►

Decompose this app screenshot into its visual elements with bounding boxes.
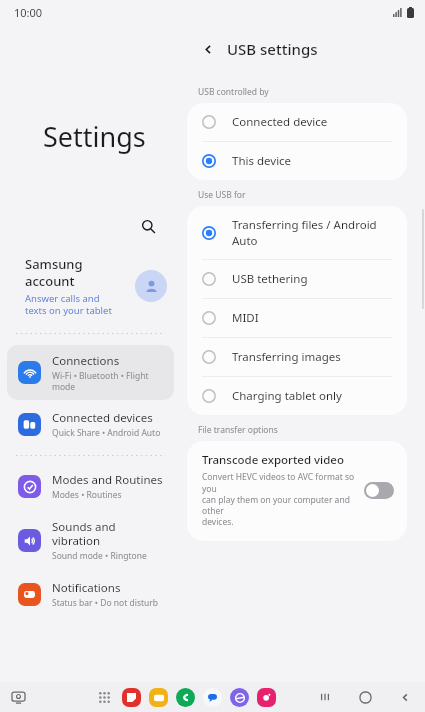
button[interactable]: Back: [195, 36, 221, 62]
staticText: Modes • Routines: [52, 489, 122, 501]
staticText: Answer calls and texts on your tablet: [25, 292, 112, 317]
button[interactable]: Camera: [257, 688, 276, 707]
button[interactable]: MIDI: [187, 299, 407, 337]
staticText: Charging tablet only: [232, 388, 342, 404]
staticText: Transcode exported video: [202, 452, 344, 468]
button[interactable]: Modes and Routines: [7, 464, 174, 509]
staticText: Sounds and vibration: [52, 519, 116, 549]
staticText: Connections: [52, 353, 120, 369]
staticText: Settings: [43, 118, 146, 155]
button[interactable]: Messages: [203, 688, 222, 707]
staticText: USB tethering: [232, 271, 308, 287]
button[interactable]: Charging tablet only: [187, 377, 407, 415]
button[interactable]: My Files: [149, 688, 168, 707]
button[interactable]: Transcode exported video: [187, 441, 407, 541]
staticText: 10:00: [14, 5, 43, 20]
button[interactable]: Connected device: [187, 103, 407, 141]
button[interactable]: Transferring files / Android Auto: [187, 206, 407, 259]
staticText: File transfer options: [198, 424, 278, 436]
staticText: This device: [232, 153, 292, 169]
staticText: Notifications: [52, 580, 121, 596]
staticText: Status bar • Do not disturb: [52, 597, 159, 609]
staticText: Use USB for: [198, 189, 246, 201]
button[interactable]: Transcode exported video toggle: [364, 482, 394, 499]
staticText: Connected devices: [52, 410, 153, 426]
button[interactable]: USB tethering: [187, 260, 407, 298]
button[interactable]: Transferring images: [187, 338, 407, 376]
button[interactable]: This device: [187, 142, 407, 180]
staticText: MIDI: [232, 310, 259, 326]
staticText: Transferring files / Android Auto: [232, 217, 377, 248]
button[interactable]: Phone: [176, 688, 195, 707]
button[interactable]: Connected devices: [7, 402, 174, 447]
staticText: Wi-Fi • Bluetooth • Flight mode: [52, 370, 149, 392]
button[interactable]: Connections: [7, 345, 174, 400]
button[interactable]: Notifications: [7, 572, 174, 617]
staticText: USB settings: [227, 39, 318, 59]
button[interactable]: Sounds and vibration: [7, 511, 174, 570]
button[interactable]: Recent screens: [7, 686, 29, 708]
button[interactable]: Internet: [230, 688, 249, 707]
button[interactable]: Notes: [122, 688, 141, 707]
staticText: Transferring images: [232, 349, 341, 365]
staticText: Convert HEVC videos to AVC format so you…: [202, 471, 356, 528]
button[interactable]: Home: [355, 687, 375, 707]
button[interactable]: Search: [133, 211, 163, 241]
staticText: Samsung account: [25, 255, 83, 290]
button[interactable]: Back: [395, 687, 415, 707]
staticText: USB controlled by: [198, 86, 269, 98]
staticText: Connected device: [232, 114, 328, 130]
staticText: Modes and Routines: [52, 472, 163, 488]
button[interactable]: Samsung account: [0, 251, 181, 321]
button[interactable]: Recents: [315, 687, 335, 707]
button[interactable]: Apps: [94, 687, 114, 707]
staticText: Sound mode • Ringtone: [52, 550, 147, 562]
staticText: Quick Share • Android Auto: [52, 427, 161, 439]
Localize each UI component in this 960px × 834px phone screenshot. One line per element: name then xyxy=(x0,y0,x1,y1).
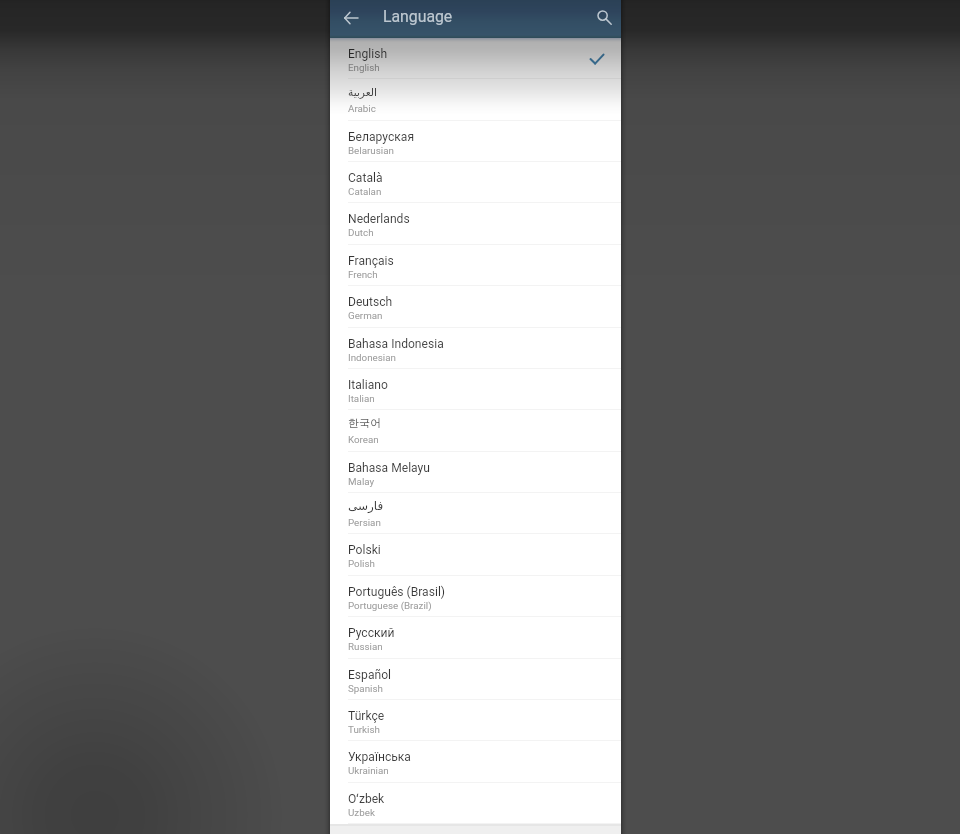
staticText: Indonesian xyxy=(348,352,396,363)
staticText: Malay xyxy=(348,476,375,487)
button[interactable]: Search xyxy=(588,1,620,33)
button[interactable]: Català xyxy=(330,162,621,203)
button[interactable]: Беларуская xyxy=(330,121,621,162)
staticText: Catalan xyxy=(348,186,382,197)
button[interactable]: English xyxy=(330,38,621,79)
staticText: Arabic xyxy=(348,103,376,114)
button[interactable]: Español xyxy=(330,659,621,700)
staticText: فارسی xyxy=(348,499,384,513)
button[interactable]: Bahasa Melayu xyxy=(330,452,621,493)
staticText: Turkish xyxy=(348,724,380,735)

◄

» **INSTRUCTIONS TO FOLLOW**
Reproduce every line of the data above without any change, but omit the pictures.

» **EXERCISE SOLUTION**
Decompose this app screenshot into its visual elements with bounding boxes.
button[interactable]: Back: [195, 36, 221, 62]
staticText: Modes • Routines: [52, 489, 122, 501]
staticText: Answer calls and texts on your tablet: [25, 292, 112, 317]
button[interactable]: Camera: [257, 688, 276, 707]
button[interactable]: MIDI: [187, 299, 407, 337]
staticText: Charging tablet only: [232, 388, 342, 404]
staticText: Transcode exported video: [202, 452, 344, 468]
button[interactable]: Modes and Routines: [7, 464, 174, 509]
staticText: Sounds and vibration: [52, 519, 116, 549]
staticText: Connections: [52, 353, 120, 369]
staticText: Settings: [43, 118, 146, 155]
button[interactable]: Messages: [203, 688, 222, 707]
staticText: USB tethering: [232, 271, 308, 287]
button[interactable]: Charging tablet only: [187, 377, 407, 415]
button[interactable]: My Files: [149, 688, 168, 707]
button[interactable]: Transcode exported video: [187, 441, 407, 541]
staticText: 10:00: [14, 5, 43, 20]
button[interactable]: Connected device: [187, 103, 407, 141]
button[interactable]: Transferring files / Android Auto: [187, 206, 407, 259]
staticText: File transfer options: [198, 424, 278, 436]
staticText: This device: [232, 153, 292, 169]
staticText: Notifications: [52, 580, 121, 596]
staticText: Status bar • Do not disturb: [52, 597, 159, 609]
staticText: Use USB for: [198, 189, 246, 201]
button[interactable]: Transcode exported video toggle: [364, 482, 394, 499]
staticText: Connected devices: [52, 410, 153, 426]
button[interactable]: USB tethering: [187, 260, 407, 298]
button[interactable]: Transferring images: [187, 338, 407, 376]
button[interactable]: This device: [187, 142, 407, 180]
staticText: MIDI: [232, 310, 259, 326]
staticText: Transferring files / Android Auto: [232, 217, 377, 248]
button[interactable]: Phone: [176, 688, 195, 707]
button[interactable]: Connected devices: [7, 402, 174, 447]
staticText: Wi-Fi • Bluetooth • Flight mode: [52, 370, 149, 392]
button[interactable]: Connections: [7, 345, 174, 400]
button[interactable]: Notifications: [7, 572, 174, 617]
staticText: USB settings: [227, 39, 318, 59]
button[interactable]: Sounds and vibration: [7, 511, 174, 570]
button[interactable]: Recent screens: [7, 686, 29, 708]
button[interactable]: Internet: [230, 688, 249, 707]
button[interactable]: Notes: [122, 688, 141, 707]
staticText: Transferring images: [232, 349, 341, 365]
staticText: Convert HEVC videos to AVC format so you…: [202, 471, 356, 528]
button[interactable]: Home: [355, 687, 375, 707]
button[interactable]: Search: [133, 211, 163, 241]
staticText: Samsung account: [25, 255, 83, 290]
button[interactable]: Back: [395, 687, 415, 707]
staticText: USB controlled by: [198, 86, 269, 98]
staticText: Connected device: [232, 114, 328, 130]
staticText: Modes and Routines: [52, 472, 163, 488]
button[interactable]: Samsung account: [0, 251, 181, 321]
button[interactable]: Recents: [315, 687, 335, 707]
button[interactable]: Apps: [94, 687, 114, 707]
staticText: Sound mode • Ringtone: [52, 550, 147, 562]
staticText: Quick Share • Android Auto: [52, 427, 161, 439]
Localize each UI component in this 960px × 834px phone screenshot. One line per element: name then xyxy=(x0,y0,x1,y1).
staticText: Indonesian xyxy=(348,352,396,363)
staticText: Malay xyxy=(348,476,375,487)
button[interactable]: Search xyxy=(588,1,620,33)
button[interactable]: Català xyxy=(330,162,621,203)
button[interactable]: Беларуская xyxy=(330,121,621,162)
staticText: Catalan xyxy=(348,186,382,197)
button[interactable]: English xyxy=(330,38,621,79)
staticText: Arabic xyxy=(348,103,376,114)
button[interactable]: Español xyxy=(330,659,621,700)
staticText: فارسی xyxy=(348,499,384,513)
button[interactable]: Bahasa Melayu xyxy=(330,452,621,493)
staticText: Turkish xyxy=(348,724,380,735)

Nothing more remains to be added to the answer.